(やること):
A. 「日興跡条条事」についての本文によると、「霑志問答」は何年から何年にかけて行われましたか。
B. 「日興跡条条事」についての本文に、人物として名前が出てくる人を全員挙げてください。文書の名前に含まれる名は数えません。
C. 「日興跡条条事」についての本文が途切れたところから、その続きを書いてください。

(本文):
■検証56・「日興跡条条事」について大石寺法主を難詰した北山本門寺貫首・玉野日志氏

 

「日興跡条条事」の文については、古来からさまざまな人が、文の内容について疑問を呈してきている。その中でも1878(明治11)年から1879(明治12)年にかけて、北山本門寺34代貫首・玉野日志氏と日蓮正宗大石寺52世法主・鈴木日霑との間で行われた「霑志問答」における玉野日志氏の「日興跡条条事」についての問難は有名である。

玉野日志氏は、「霑志問答」における大石寺に対する問難で、次のように書いている。

「『本門寺建立の時は新田卿阿闍梨日目を座主として、日本国乃至一閻浮提の内に於いて山寺等の半分は日目嫡子分として管領せしむべし。残る所の半分は自余の大衆等之を領掌すべし』

(ページレイアウト解析データ)
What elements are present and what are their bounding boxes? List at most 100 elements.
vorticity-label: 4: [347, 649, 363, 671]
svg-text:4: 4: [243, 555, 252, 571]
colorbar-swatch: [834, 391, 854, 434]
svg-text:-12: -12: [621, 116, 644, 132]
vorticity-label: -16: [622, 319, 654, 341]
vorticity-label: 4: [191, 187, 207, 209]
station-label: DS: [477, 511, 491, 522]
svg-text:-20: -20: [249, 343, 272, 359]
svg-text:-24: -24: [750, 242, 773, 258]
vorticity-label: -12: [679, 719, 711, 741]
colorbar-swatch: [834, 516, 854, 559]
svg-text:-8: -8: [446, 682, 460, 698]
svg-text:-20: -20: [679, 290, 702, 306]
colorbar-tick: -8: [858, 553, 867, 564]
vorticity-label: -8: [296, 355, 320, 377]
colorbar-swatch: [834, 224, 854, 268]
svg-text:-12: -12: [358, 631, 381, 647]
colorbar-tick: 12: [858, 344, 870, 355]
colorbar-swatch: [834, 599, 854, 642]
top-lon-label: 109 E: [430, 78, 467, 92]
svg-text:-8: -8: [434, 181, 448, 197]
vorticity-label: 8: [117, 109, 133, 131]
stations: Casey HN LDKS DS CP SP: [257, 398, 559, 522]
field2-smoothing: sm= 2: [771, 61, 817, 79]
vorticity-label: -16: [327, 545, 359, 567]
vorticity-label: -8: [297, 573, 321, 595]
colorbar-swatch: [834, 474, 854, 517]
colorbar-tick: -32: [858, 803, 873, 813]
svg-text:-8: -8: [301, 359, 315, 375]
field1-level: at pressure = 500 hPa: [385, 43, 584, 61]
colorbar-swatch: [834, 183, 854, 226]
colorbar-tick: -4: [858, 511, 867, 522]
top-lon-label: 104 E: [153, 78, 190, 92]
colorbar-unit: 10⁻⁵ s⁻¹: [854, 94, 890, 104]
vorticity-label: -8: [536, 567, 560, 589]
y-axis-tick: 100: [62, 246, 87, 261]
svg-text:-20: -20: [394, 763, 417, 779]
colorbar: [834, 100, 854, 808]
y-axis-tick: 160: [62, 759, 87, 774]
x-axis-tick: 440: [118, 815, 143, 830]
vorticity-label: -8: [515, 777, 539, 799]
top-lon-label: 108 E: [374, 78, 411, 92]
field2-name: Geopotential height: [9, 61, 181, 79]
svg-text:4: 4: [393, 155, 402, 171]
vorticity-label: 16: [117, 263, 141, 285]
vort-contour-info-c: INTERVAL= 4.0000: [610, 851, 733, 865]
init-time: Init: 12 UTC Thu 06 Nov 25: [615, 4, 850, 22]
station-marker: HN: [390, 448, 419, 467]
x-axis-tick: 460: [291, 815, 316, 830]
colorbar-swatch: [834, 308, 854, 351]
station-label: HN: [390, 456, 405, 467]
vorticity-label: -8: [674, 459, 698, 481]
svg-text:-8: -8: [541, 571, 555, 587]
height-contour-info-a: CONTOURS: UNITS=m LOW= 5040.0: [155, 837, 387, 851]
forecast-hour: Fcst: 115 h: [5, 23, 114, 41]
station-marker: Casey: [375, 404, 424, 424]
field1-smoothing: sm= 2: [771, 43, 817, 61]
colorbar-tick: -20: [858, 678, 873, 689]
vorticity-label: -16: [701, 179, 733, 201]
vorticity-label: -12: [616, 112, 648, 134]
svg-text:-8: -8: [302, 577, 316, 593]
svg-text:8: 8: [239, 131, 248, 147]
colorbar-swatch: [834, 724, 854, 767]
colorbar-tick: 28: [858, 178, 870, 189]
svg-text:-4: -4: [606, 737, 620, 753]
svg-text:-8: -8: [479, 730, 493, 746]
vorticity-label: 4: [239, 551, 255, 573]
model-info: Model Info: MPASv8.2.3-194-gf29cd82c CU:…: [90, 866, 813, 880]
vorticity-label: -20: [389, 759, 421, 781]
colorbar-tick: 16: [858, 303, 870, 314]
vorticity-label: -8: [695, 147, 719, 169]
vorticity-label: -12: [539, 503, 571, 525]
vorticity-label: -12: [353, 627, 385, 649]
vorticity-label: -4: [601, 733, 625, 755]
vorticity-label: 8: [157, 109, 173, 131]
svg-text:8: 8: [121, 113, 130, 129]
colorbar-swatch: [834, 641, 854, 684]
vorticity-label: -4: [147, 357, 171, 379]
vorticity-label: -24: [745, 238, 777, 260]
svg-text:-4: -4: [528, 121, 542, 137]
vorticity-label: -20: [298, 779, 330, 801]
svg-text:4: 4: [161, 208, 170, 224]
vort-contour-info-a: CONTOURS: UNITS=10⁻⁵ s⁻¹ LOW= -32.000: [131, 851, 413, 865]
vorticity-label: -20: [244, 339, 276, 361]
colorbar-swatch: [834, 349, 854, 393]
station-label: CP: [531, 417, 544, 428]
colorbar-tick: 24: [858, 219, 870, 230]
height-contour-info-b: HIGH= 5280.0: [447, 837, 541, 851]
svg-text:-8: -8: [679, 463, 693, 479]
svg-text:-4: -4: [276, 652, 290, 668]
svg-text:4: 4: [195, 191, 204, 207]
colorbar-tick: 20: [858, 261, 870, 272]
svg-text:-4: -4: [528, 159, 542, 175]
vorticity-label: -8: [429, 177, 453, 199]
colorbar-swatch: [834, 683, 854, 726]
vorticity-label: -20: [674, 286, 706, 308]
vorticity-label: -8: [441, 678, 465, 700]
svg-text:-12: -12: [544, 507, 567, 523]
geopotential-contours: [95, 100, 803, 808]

(答えの一覧):
A. 1878(明治11)年から1879(明治12)年にかけてです。

B. 玉野日志、鈴木日霑、日目(新田卿阿闍梨日目)

C.
今此の文を案ずるに、目師閻浮の座主として半分領すべき理なし。半分領する者にして本門寺の座主たるの理なし。文的然と不通をなす。何れの処にか一国の大王にして其の半分を領する国王ありや」(日蓮正宗大石寺59世法主堀日亨編纂『富士宗学要集』7p42)

「『大石の寺は御堂と云ひ、墓所と云ひ、日目之を管領し修理を加え、勤行を致し広宣流布を待つべきなり』…興目在世には大聖人御骨、大石寺にあらざること皎として白日の如し。若夫れあらば日尊日順等何ぞ之を知らざるの理あらん。今其の現存する物は後世身延の墓をあばいて盗み出せるか。蓋し将た作物して偽説するにすぎざるなり。」

(日蓮正宗大石寺59世法主堀日亨編纂『富士宗学要集』7p45)

 

玉野日志氏は、「日興跡条条事」の文について

「日目が日興から一閻浮提の半分の山寺しか嫡子分として相続されていないのに、一閻浮提の座主というのは、おかしい」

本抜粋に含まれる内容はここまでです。